- **What you should do**
Reproduce the following material exactly, including every line.

Data records
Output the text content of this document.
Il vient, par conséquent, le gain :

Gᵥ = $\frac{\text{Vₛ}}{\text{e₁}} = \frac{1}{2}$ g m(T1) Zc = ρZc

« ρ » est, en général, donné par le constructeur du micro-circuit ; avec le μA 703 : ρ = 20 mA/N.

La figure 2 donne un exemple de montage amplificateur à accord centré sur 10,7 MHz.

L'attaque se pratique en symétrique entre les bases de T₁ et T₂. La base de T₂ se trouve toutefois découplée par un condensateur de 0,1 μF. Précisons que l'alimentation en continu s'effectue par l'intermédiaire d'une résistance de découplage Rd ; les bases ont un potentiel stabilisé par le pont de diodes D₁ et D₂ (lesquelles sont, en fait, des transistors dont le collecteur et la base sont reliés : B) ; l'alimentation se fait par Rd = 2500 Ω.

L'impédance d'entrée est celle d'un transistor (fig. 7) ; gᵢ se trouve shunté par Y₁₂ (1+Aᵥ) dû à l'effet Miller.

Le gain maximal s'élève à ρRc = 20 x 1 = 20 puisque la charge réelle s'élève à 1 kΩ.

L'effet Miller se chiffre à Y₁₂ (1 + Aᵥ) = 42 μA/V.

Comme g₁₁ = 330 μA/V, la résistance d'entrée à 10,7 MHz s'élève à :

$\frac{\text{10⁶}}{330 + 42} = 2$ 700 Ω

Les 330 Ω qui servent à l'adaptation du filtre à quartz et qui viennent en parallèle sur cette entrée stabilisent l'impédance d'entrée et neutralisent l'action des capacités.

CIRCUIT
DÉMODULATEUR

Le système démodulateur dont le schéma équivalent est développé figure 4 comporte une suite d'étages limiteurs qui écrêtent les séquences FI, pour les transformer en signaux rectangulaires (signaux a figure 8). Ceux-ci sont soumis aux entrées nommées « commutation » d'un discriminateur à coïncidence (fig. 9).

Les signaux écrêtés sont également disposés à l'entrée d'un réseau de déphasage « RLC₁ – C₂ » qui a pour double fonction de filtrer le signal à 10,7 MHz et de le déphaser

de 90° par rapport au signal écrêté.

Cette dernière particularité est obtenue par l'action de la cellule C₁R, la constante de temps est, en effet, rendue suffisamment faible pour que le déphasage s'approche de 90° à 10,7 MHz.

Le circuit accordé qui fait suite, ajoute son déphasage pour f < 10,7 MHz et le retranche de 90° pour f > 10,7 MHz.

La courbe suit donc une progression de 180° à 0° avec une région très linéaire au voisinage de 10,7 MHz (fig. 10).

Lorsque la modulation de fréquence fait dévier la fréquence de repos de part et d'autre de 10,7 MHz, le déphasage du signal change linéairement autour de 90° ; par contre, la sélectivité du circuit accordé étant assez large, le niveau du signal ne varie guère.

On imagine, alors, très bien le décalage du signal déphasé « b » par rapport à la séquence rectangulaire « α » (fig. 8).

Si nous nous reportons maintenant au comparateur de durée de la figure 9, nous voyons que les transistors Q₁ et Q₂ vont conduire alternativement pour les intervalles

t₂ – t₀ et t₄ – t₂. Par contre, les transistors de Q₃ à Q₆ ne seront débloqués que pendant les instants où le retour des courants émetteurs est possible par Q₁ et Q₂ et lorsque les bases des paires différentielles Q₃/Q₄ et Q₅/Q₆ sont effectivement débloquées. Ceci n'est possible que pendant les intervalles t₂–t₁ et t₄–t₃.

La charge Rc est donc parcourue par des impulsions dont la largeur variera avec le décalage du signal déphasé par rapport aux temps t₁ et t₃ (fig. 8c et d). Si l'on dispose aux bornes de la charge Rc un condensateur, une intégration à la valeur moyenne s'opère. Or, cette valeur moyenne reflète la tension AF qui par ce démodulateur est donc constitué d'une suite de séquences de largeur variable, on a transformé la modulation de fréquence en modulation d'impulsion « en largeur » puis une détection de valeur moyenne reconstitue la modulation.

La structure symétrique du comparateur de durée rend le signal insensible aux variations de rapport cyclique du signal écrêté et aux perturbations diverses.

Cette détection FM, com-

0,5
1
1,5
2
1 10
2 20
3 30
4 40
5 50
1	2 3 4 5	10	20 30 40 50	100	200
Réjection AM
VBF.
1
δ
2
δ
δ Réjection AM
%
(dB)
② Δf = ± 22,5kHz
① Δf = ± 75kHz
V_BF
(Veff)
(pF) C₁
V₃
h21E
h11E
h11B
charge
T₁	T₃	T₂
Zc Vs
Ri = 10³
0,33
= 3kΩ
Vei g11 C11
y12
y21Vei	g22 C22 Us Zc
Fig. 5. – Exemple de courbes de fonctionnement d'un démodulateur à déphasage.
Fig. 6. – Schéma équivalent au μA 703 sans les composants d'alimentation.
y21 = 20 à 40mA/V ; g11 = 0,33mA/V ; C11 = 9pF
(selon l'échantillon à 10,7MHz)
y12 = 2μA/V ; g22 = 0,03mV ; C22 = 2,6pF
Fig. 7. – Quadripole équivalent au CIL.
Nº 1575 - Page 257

- **Response below**
Output the text content of this document.
Il vient, par conséquent, le gain :

Gᵥ = $\frac{\text{Vₛ}}{\text{e₁}} = \frac{1}{2}$ g m(T1) Zc = ρZc

« ρ » est, en général, donné par le constructeur du micro-circuit ; avec le μA 703 : ρ = 20 mA/N.

La figure 2 donne un exemple de montage amplificateur à accord centré sur 10,7 MHz.

L'attaque se pratique en symétrique entre les bases de T₁ et T₂. La base de T₂ se trouve toutefois découplée par un condensateur de 0,1 μF. Précisons que l'alimentation en continu s'effectue par l'intermédiaire d'une résistance de découplage Rd ; les bases ont un potentiel stabilisé par le pont de diodes D₁ et D₂ (lesquelles sont, en fait, des transistors dont le collecteur et la base sont reliés : B) ; l'alimentation se fait par Rd = 2500 Ω.

L'impédance d'entrée est celle d'un transistor (fig. 7) ; gᵢ se trouve shunté par Y₁₂ (1+Aᵥ) dû à l'effet Miller.

Le gain maximal s'élève à ρRc = 20 x 1 = 20 puisque la charge réelle s'élève à 1 kΩ.

L'effet Miller se chiffre à Y₁₂ (1 + Aᵥ) = 42 μA/V.

Comme g₁₁ = 330 μA/V, la résistance d'entrée à 10,7 MHz s'élève à :

$\frac{\text{10⁶}}{330 + 42} = 2$ 700 Ω

Les 330 Ω qui servent à l'adaptation du filtre à quartz et qui viennent en parallèle sur cette entrée stabilisent l'impédance d'entrée et neutralisent l'action des capacités.

CIRCUIT
DÉMODULATEUR

Le système démodulateur dont le schéma équivalent est développé figure 4 comporte une suite d'étages limiteurs qui écrêtent les séquences FI, pour les transformer en signaux rectangulaires (signaux a figure 8). Ceux-ci sont soumis aux entrées nommées « commutation » d'un discriminateur à coïncidence (fig. 9).

Les signaux écrêtés sont également disposés à l'entrée d'un réseau de déphasage « RLC₁ – C₂ » qui a pour double fonction de filtrer le signal à 10,7 MHz et de le déphaser

de 90° par rapport au signal écrêté.

Cette dernière particularité est obtenue par l'action de la cellule C₁R, la constante de temps est, en effet, rendue suffisamment faible pour que le déphasage s'approche de 90° à 10,7 MHz.

Le circuit accordé qui fait suite, ajoute son déphasage pour f < 10,7 MHz et le retranche de 90° pour f > 10,7 MHz.

La courbe suit donc une progression de 180° à 0° avec une région très linéaire au voisinage de 10,7 MHz (fig. 10).

Lorsque la modulation de fréquence fait dévier la fréquence de repos de part et d'autre de 10,7 MHz, le déphasage du signal change linéairement autour de 90° ; par contre, la sélectivité du circuit accordé étant assez large, le niveau du signal ne varie guère.

On imagine, alors, très bien le décalage du signal déphasé « b » par rapport à la séquence rectangulaire « α » (fig. 8).

Si nous nous reportons maintenant au comparateur de durée de la figure 9, nous voyons que les transistors Q₁ et Q₂ vont conduire alternativement pour les intervalles

t₂ – t₀ et t₄ – t₂. Par contre, les transistors de Q₃ à Q₆ ne seront débloqués que pendant les instants où le retour des courants émetteurs est possible par Q₁ et Q₂ et lorsque les bases des paires différentielles Q₃/Q₄ et Q₅/Q₆ sont effectivement débloquées. Ceci n'est possible que pendant les intervalles t₂–t₁ et t₄–t₃.

La charge Rc est donc parcourue par des impulsions dont la largeur variera avec le décalage du signal déphasé par rapport aux temps t₁ et t₃ (fig. 8c et d). Si l'on dispose aux bornes de la charge Rc un condensateur, une intégration à la valeur moyenne s'opère. Or, cette valeur moyenne reflète la tension AF qui par ce démodulateur est donc constitué d'une suite de séquences de largeur variable, on a transformé la modulation de fréquence en modulation d'impulsion « en largeur » puis une détection de valeur moyenne reconstitue la modulation.

La structure symétrique du comparateur de durée rend le signal insensible aux variations de rapport cyclique du signal écrêté et aux perturbations diverses.

Cette détection FM, com-

0,5
1
1,5
2
1 10
2 20
3 30
4 40
5 50
1	2 3 4 5	10	20 30 40 50	100	200
Réjection AM
VBF.
1
δ
2
δ
δ Réjection AM
%
(dB)
② Δf = ± 22,5kHz
① Δf = ± 75kHz
V_BF
(Veff)
(pF) C₁
V₃
h21E
h11E
h11B
charge
T₁	T₃	T₂
Zc Vs
Ri = 10³
0,33
= 3kΩ
Vei g11 C11
y12
y21Vei	g22 C22 Us Zc
Fig. 5. – Exemple de courbes de fonctionnement d'un démodulateur à déphasage.
Fig. 6. – Schéma équivalent au μA 703 sans les composants d'alimentation.
y21 = 20 à 40mA/V ; g11 = 0,33mA/V ; C11 = 9pF
(selon l'échantillon à 10,7MHz)
y12 = 2μA/V ; g22 = 0,03mV ; C22 = 2,6pF
Fig. 7. – Quadripole équivalent au CIL.
Nº 1575 - Page 257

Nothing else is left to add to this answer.